Task brief = Pick out every line in the data below that holds "陶粒混凝土空心砌块墙体内置管线施工技术".

Saved entries:

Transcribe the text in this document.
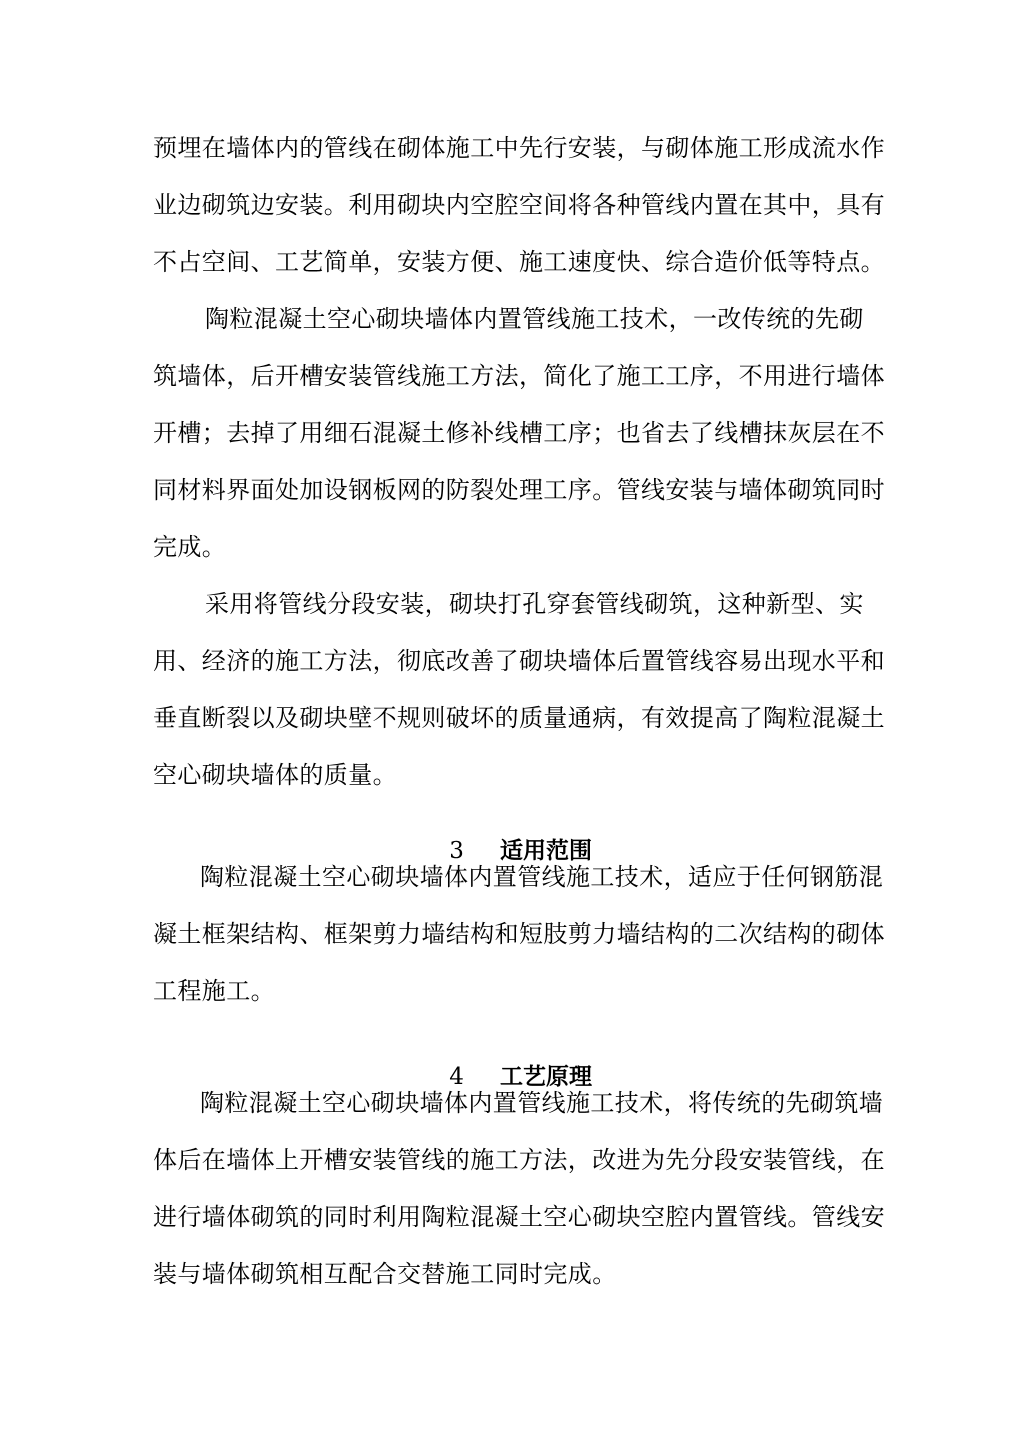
预埋在墙体内的管线在砌体施工中先行安装，与砌体施工形成流水作
业边砌筑边安装。利用砌块内空腔空间将各种管线内置在其中，具有
不占空间、工艺简单，安装方便、施工速度快、综合造价低等特点。
陶粒混凝土空心砌块墙体内置管线施工技术，一改传统的先砌
筑墙体，后开槽安装管线施工方法，简化了施工工序，不用进行墙体
开槽；去掉了用细石混凝土修补线槽工序；也省去了线槽抹灰层在不
同材料界面处加设钢板网的防裂处理工序。管线安装与墙体砌筑同时
完成。
采用将管线分段安装，砌块打孔穿套管线砌筑，这种新型、实
用、经济的施工方法，彻底改善了砌块墙体后置管线容易出现水平和
垂直断裂以及砌块壁不规则破坏的质量通病，有效提高了陶粒混凝土
空心砌块墙体的质量。

3 适用范围

陶粒混凝土空心砌块墙体内置管线施工技术，适应于任何钢筋混
凝土框架结构、框架剪力墙结构和短肢剪力墙结构的二次结构的砌体
工程施工。

4 工艺原理

陶粒混凝土空心砌块墙体内置管线施工技术，将传统的先砌筑墙
体后在墙体上开槽安装管线的施工方法，改进为先分段安装管线，在
进行墙体砌筑的同时利用陶粒混凝土空心砌块空腔内置管线。管线安
装与墙体砌筑相互配合交替施工同时完成。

Complete answer =
陶粒混凝土空心砌块墙体内置管线施工技术，一改传统的先砌
陶粒混凝土空心砌块墙体内置管线施工技术，适应于任何钢筋混
陶粒混凝土空心砌块墙体内置管线施工技术，将传统的先砌筑墙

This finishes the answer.